Task details – Find every line below that contains the word "إبراهيم" and copy it out.

***** Data listing *****

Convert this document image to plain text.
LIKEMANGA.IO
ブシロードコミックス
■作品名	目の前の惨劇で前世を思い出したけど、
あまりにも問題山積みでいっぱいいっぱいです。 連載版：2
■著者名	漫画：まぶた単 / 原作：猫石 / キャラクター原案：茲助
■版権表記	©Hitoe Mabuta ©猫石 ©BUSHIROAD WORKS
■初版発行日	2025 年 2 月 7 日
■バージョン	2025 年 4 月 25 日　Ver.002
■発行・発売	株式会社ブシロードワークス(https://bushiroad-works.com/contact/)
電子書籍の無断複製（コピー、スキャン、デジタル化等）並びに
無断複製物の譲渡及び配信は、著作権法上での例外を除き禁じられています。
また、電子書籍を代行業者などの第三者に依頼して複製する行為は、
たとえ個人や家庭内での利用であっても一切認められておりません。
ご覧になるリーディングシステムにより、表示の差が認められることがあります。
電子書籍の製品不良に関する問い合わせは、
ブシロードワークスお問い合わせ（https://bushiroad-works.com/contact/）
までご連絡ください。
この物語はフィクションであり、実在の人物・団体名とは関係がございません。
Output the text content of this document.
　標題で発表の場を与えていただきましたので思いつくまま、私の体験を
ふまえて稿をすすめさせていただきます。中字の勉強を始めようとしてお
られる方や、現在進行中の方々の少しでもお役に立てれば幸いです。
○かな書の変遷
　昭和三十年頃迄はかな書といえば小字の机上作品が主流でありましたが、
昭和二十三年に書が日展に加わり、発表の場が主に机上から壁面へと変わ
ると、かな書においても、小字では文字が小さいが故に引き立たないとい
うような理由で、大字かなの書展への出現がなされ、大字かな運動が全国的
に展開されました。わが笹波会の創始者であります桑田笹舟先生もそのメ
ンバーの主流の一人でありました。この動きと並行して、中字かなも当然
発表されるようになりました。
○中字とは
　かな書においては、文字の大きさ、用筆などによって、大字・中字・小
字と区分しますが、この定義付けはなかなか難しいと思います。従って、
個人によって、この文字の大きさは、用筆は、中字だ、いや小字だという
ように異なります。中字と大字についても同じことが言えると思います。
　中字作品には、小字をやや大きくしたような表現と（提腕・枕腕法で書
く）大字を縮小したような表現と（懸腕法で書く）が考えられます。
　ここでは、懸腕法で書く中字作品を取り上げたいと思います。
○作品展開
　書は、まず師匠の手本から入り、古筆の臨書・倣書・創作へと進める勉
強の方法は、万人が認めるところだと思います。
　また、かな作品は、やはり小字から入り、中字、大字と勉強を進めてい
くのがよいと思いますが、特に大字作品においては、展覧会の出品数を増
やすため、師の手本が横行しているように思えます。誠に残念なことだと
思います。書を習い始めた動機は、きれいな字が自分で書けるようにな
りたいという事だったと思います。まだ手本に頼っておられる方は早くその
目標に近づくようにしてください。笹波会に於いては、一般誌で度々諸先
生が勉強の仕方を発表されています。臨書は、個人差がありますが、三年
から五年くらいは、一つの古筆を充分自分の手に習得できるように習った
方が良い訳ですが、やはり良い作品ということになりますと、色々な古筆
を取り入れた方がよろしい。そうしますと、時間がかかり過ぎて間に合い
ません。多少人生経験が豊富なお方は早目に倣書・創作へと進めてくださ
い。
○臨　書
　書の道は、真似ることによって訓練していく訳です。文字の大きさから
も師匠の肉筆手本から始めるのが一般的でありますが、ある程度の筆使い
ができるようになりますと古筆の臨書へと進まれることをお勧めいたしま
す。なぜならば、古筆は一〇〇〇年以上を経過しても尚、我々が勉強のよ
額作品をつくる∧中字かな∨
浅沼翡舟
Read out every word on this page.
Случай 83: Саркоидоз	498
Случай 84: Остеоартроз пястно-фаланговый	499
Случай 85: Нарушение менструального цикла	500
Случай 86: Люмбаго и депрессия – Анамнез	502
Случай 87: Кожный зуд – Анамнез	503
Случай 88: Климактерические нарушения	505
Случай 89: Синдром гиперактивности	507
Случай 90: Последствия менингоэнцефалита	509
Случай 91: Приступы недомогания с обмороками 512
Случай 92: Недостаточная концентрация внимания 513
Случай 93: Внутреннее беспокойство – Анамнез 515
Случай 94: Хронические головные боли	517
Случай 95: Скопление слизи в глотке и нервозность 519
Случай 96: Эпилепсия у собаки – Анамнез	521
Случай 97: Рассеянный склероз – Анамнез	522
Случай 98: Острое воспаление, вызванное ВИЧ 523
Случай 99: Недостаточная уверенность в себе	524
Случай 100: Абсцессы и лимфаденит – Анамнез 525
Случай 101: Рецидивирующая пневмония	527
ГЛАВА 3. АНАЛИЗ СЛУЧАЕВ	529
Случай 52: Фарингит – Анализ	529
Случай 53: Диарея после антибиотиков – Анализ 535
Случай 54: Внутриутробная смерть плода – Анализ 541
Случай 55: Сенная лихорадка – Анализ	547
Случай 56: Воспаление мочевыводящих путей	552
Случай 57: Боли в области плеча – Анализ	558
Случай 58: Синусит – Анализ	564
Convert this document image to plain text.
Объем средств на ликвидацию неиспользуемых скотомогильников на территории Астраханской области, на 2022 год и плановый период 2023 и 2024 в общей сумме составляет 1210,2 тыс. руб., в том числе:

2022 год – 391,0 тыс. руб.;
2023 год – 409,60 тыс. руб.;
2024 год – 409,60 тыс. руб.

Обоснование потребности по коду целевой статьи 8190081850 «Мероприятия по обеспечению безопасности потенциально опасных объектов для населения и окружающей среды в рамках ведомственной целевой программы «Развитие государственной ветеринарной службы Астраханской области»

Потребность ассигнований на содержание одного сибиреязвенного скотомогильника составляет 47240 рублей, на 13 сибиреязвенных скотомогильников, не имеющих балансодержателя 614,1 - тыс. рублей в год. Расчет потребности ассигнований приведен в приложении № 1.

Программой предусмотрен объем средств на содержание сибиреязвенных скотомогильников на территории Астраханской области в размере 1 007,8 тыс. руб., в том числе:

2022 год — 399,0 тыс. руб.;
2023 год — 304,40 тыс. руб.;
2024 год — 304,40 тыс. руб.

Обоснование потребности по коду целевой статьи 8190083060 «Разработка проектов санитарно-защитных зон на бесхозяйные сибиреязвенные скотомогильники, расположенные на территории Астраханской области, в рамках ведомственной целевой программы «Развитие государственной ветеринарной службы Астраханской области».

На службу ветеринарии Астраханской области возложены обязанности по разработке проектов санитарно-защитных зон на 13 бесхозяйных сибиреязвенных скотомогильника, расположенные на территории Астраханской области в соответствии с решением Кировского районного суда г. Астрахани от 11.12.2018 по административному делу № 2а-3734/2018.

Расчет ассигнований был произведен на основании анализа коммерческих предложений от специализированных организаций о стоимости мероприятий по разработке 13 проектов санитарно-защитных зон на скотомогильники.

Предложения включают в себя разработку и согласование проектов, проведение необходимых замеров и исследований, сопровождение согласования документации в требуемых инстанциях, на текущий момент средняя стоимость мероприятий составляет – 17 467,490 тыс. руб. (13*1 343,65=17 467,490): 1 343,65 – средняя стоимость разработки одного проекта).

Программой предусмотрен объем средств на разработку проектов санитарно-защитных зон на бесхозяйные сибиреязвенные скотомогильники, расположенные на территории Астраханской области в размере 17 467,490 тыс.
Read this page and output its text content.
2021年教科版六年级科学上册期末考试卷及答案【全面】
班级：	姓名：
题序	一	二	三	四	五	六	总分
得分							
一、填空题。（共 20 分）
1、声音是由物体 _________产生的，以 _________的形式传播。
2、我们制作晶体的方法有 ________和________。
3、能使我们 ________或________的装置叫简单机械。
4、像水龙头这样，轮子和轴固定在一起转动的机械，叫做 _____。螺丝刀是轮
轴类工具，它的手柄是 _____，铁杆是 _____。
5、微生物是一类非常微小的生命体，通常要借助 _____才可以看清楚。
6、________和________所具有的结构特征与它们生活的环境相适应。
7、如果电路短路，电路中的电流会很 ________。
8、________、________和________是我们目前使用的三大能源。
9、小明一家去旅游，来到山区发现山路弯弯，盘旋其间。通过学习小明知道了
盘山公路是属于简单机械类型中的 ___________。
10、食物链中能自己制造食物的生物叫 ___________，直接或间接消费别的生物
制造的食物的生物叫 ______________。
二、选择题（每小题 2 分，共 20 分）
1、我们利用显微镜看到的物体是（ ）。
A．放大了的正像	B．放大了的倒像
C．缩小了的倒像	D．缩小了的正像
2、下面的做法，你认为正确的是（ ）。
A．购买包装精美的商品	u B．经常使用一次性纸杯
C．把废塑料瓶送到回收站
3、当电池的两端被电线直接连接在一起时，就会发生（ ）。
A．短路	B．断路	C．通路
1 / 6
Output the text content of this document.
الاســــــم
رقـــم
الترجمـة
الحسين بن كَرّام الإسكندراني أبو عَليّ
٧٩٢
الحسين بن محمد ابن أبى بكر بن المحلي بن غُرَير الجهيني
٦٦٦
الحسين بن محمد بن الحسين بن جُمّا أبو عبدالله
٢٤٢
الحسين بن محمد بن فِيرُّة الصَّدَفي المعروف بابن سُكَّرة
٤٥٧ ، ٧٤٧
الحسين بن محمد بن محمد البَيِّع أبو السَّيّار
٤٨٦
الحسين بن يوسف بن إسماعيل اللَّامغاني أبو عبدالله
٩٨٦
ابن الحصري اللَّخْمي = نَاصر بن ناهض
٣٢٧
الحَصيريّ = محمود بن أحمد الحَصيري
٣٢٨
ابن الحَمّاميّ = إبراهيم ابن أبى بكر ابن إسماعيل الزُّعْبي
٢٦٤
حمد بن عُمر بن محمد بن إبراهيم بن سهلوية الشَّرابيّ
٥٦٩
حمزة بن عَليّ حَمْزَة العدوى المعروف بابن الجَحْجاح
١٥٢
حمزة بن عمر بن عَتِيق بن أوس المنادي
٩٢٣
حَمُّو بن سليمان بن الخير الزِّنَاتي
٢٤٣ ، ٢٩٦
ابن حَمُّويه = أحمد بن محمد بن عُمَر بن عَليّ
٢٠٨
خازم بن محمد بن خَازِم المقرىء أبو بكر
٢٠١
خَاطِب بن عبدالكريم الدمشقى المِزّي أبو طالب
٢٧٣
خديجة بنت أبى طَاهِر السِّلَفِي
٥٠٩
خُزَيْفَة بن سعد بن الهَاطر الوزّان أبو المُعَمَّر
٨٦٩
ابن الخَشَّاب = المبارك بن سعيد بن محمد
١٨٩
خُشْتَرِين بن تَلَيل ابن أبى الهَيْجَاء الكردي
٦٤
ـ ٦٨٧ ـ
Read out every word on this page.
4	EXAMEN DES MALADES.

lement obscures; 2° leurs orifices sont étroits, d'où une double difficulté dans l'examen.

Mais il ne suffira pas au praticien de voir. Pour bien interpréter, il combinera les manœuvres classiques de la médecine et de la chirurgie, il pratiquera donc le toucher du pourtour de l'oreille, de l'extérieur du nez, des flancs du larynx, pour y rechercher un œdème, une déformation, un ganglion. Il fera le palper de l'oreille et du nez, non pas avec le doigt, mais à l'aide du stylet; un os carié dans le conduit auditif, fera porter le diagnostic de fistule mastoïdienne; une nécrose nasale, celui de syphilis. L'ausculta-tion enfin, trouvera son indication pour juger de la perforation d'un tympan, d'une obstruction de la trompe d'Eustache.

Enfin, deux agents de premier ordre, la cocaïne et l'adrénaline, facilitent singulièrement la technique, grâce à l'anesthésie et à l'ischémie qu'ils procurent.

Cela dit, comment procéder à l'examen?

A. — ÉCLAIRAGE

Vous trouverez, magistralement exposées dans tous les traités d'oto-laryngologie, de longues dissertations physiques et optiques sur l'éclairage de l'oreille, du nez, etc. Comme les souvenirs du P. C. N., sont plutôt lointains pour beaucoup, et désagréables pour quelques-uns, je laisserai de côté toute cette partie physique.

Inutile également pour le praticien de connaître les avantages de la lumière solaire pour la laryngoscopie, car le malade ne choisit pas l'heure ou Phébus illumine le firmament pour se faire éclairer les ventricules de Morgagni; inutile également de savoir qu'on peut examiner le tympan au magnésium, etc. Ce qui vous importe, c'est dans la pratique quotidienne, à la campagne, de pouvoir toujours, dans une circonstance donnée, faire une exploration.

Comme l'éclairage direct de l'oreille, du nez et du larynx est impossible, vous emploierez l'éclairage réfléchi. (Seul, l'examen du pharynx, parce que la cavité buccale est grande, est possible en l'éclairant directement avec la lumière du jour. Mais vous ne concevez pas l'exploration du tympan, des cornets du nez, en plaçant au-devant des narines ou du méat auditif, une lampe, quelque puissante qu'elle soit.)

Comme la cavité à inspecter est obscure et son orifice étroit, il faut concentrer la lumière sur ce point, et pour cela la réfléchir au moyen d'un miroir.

*****

The completed task –
ابن الحَمّاميّ = إبراهيم ابن أبى بكر ابن إسماعيل الزُّعْبي
حمد بن عُمر بن محمد بن إبراهيم بن سهلوية الشَّرابيّ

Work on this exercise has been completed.